Copy every line that contains the string "Turner" from the entries below.

§ §

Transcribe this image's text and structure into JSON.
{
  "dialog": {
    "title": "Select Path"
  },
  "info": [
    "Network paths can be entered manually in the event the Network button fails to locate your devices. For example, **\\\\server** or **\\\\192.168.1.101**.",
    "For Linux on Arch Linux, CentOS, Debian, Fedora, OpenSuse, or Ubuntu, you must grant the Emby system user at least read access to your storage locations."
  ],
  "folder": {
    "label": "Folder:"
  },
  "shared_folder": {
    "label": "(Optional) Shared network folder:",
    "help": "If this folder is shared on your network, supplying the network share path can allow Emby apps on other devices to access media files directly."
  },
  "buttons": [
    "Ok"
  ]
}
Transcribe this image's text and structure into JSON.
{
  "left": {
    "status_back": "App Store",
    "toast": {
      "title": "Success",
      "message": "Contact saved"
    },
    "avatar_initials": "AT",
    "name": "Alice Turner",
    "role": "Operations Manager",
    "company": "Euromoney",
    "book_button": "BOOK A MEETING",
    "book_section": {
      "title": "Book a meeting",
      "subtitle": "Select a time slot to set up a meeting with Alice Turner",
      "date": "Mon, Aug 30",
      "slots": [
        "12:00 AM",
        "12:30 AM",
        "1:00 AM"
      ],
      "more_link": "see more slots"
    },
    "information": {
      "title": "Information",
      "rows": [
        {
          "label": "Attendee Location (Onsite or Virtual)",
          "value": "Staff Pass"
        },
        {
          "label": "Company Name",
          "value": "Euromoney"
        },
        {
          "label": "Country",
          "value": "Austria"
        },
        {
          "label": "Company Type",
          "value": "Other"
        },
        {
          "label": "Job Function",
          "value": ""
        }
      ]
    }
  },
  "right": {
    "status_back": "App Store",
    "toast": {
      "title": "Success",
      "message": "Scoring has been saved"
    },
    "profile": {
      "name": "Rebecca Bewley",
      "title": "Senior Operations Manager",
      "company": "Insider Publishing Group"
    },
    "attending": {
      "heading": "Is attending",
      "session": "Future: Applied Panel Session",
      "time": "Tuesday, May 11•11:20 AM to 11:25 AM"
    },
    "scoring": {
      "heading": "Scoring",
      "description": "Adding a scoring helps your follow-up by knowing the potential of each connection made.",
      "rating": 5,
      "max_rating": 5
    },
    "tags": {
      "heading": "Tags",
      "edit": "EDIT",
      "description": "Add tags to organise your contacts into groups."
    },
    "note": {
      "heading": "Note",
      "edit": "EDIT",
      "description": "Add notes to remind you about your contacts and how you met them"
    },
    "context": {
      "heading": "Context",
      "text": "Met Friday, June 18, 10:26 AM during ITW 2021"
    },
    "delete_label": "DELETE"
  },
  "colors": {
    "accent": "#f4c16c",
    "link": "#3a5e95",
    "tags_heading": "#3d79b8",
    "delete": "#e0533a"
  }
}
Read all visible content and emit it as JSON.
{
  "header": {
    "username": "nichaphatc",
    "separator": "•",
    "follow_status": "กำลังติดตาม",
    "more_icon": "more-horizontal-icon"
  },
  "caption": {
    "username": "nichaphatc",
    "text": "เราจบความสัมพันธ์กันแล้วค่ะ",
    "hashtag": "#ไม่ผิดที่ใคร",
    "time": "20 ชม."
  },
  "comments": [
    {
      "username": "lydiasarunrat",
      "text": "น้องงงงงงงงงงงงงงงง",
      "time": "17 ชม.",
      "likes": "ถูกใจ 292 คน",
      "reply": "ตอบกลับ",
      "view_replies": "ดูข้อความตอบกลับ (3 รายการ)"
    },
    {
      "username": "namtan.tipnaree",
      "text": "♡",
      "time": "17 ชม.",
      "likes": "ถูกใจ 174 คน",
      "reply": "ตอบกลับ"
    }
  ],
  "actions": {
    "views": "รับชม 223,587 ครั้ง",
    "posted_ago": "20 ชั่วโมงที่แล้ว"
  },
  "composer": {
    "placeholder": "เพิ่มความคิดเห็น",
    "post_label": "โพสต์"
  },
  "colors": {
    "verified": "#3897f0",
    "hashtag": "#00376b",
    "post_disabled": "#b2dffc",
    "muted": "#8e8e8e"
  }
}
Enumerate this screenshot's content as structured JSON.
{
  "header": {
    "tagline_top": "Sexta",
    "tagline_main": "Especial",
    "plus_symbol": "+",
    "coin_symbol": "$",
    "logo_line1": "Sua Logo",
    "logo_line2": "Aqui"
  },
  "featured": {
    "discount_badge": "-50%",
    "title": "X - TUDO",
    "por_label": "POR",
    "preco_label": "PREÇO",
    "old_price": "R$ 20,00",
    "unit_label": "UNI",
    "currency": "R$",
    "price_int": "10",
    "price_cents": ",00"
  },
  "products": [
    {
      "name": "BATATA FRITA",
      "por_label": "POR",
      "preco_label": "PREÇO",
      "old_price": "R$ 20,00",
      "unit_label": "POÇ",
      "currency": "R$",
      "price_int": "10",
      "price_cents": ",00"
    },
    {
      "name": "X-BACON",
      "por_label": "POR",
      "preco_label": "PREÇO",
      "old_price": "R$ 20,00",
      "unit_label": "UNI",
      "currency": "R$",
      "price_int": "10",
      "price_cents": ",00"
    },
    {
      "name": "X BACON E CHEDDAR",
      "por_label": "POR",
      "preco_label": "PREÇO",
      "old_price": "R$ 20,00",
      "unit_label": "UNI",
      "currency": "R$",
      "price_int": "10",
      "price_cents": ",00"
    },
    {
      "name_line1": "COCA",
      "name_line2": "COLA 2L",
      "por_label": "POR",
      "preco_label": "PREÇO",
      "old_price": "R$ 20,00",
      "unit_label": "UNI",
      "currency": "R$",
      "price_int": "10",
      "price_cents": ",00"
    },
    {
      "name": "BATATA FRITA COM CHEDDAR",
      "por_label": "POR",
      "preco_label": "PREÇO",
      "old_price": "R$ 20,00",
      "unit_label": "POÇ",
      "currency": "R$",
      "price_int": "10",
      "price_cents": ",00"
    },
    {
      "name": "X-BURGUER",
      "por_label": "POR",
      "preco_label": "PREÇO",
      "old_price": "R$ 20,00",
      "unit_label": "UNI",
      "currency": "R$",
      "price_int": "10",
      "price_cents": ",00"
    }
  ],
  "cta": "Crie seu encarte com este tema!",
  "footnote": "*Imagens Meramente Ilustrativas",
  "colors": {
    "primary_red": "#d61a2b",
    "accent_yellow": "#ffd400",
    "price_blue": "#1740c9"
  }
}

§ §

→ Task output:
    "name": "Alice Turner",
      "subtitle": "Select a time slot to set up a meeting with Alice Turner",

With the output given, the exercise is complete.